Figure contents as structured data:

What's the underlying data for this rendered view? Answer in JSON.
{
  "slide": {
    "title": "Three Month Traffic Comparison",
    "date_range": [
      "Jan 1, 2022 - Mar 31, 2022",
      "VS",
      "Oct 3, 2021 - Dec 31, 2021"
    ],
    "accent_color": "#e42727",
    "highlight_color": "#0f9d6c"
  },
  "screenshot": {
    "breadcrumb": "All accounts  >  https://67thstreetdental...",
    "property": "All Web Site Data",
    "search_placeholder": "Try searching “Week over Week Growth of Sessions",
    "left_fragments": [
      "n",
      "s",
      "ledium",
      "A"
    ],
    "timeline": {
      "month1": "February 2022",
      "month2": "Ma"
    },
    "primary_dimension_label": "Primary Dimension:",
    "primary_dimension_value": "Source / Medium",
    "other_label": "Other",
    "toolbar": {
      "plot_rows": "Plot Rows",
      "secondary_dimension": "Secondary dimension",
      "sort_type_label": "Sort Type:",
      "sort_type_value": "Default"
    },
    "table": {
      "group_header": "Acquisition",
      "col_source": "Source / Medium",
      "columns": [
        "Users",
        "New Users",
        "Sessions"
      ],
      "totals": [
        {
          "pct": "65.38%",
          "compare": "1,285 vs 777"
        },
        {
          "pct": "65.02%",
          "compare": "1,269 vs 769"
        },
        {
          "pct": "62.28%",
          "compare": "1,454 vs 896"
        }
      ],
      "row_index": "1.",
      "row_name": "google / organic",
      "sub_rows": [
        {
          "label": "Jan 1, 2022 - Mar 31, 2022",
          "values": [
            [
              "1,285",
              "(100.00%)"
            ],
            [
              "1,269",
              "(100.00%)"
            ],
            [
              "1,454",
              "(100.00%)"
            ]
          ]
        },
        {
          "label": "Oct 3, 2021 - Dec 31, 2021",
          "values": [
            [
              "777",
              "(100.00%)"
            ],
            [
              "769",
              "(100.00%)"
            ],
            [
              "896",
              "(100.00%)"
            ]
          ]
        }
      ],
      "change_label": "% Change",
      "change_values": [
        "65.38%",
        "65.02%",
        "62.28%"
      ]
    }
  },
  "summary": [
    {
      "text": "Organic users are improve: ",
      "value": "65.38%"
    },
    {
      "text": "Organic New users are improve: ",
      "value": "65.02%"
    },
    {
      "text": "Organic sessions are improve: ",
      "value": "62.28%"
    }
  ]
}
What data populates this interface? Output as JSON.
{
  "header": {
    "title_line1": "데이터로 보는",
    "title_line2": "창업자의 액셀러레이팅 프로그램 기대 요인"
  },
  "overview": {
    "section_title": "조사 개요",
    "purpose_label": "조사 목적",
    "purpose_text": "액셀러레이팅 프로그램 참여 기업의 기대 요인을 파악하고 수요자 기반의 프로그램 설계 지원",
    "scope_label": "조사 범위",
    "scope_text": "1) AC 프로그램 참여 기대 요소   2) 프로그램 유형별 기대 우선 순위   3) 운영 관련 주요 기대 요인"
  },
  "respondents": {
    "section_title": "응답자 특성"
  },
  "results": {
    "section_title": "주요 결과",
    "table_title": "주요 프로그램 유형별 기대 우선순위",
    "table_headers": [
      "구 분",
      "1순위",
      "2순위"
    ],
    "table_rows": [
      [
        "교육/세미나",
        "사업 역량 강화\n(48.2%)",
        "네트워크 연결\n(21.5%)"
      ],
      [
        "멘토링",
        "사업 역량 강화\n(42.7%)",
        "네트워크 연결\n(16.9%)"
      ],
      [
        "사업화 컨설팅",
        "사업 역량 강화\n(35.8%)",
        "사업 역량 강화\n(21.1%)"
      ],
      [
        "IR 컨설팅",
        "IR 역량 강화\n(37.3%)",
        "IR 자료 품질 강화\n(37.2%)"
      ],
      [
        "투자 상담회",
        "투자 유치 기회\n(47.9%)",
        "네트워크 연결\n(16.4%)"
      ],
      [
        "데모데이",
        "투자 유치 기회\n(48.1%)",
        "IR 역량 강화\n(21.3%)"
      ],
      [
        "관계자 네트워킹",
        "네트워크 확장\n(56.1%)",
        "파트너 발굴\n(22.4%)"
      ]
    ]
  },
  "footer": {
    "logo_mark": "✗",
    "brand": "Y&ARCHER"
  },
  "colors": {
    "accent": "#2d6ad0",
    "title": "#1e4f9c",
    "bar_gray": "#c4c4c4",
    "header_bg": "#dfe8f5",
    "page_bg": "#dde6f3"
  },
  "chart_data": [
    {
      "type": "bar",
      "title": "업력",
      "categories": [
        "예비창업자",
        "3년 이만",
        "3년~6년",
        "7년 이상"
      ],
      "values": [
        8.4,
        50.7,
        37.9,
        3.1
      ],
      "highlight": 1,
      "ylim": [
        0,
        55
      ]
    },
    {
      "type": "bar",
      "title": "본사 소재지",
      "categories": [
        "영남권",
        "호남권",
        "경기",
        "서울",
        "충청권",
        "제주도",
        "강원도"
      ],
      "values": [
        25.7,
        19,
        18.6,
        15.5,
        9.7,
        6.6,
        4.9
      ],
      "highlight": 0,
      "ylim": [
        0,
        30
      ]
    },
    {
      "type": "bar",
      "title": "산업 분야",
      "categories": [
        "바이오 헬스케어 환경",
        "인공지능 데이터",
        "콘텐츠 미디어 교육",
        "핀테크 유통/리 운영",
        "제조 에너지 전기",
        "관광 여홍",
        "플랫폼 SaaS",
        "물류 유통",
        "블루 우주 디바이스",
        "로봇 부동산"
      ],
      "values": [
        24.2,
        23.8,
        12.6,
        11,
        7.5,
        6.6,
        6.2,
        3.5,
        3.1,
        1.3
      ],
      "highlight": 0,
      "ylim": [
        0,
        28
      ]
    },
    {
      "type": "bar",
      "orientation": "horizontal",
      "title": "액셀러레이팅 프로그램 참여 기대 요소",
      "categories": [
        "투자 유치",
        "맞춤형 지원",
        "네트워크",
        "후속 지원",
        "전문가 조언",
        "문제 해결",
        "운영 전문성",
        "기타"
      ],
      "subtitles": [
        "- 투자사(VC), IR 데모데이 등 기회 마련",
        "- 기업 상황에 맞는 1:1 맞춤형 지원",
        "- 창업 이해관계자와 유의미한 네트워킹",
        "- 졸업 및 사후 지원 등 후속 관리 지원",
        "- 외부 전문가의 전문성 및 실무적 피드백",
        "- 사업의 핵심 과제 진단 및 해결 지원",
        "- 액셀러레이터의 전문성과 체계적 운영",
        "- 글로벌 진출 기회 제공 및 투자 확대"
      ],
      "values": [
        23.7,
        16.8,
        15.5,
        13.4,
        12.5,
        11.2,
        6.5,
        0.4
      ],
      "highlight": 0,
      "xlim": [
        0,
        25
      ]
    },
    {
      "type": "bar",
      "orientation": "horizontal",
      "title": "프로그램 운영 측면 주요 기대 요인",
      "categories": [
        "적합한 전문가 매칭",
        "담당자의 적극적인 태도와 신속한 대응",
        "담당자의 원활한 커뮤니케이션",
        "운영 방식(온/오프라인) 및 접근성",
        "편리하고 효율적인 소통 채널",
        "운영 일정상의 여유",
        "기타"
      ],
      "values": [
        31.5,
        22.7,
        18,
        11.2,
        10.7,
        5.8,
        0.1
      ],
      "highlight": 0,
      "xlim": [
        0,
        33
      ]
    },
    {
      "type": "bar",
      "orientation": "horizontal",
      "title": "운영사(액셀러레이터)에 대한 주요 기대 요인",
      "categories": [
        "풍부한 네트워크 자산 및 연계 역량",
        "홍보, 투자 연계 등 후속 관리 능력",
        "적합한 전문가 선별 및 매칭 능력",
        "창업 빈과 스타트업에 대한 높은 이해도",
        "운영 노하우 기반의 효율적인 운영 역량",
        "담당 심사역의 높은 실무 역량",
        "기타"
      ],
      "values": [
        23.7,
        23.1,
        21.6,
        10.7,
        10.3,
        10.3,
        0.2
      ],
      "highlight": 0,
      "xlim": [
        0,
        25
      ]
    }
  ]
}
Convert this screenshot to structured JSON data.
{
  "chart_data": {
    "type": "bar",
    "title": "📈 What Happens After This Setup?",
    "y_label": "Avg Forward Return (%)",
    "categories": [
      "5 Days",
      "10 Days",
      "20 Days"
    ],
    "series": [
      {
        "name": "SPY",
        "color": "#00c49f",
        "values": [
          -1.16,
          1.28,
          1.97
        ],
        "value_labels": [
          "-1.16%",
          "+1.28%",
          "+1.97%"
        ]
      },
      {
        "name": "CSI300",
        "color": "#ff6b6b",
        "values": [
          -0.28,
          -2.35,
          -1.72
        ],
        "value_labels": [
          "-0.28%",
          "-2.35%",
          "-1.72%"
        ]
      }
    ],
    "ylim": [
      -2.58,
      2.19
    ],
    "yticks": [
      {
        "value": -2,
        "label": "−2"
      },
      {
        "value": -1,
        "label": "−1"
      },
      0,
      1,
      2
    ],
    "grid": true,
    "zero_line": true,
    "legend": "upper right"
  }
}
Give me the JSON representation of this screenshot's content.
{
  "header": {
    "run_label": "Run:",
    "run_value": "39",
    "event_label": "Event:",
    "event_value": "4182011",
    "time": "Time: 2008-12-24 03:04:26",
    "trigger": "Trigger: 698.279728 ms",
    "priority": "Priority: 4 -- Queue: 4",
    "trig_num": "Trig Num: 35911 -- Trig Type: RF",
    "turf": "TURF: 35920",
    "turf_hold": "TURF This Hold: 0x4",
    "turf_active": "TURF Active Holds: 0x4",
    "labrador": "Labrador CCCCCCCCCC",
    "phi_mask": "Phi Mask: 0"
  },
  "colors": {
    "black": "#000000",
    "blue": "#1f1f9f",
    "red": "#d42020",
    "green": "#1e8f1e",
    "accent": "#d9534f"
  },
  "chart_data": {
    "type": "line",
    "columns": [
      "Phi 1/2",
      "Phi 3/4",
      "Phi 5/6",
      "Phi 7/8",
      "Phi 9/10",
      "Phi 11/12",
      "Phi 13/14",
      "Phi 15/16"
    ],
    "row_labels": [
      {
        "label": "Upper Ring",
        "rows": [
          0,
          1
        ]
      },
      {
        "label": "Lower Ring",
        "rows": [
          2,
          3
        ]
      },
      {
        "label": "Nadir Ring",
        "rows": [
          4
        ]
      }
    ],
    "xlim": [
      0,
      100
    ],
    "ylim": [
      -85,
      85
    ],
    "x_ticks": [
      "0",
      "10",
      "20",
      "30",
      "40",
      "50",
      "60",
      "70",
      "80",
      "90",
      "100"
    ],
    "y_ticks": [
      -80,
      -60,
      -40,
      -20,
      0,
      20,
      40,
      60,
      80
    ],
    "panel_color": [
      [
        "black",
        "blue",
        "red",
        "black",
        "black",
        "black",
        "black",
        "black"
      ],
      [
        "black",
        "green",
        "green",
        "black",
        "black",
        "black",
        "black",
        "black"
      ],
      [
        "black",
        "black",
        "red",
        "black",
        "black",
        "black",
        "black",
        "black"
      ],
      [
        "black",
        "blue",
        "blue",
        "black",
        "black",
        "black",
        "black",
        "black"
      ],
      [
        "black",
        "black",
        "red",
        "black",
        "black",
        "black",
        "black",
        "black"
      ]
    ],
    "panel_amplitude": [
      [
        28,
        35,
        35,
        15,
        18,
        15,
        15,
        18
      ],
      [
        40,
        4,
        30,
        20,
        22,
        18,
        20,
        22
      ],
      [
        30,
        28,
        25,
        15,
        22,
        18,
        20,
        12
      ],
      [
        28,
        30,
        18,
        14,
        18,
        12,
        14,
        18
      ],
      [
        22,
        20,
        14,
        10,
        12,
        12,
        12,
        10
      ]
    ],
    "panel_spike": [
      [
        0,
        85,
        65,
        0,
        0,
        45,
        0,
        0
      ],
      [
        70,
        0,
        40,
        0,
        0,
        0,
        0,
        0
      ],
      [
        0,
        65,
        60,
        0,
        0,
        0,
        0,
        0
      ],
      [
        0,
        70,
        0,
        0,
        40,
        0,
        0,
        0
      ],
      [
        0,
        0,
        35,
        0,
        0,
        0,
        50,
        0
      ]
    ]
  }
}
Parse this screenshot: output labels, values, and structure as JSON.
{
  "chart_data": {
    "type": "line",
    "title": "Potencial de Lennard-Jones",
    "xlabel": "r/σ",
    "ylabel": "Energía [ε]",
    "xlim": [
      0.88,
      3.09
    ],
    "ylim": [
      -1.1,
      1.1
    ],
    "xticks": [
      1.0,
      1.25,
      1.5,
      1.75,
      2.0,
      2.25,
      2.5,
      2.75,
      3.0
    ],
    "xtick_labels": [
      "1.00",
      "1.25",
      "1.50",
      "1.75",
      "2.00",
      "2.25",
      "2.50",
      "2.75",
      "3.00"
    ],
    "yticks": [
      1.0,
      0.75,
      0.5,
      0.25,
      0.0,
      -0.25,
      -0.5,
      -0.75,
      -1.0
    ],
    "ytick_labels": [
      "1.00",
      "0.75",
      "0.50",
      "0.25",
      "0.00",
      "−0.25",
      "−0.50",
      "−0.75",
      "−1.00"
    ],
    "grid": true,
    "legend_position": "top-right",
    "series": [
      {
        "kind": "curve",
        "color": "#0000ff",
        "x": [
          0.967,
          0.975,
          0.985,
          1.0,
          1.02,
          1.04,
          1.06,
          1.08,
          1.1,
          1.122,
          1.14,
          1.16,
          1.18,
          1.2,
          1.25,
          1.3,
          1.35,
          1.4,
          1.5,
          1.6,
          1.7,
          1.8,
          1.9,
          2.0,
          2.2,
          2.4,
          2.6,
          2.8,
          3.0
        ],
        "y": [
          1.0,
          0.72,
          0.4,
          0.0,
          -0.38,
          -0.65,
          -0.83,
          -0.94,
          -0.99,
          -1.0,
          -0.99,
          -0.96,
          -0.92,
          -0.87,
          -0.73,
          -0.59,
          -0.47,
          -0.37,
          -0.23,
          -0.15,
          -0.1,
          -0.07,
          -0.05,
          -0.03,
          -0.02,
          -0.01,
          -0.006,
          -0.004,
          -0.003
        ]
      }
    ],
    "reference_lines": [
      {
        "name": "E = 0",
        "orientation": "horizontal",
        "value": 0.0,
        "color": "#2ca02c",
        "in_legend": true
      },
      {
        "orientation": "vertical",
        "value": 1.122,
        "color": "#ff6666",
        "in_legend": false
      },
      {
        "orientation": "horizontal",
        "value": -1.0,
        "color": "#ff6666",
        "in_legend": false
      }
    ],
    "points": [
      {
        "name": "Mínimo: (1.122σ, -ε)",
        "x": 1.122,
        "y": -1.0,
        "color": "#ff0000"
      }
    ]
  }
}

**TASK TO COMPLETE**.
Spot every line that holds "Source" and copy it.

**SOLUTION TO THE EXERCISE**.
    "primary_dimension_value": "Source / Medium",
      "col_source": "Source / Medium",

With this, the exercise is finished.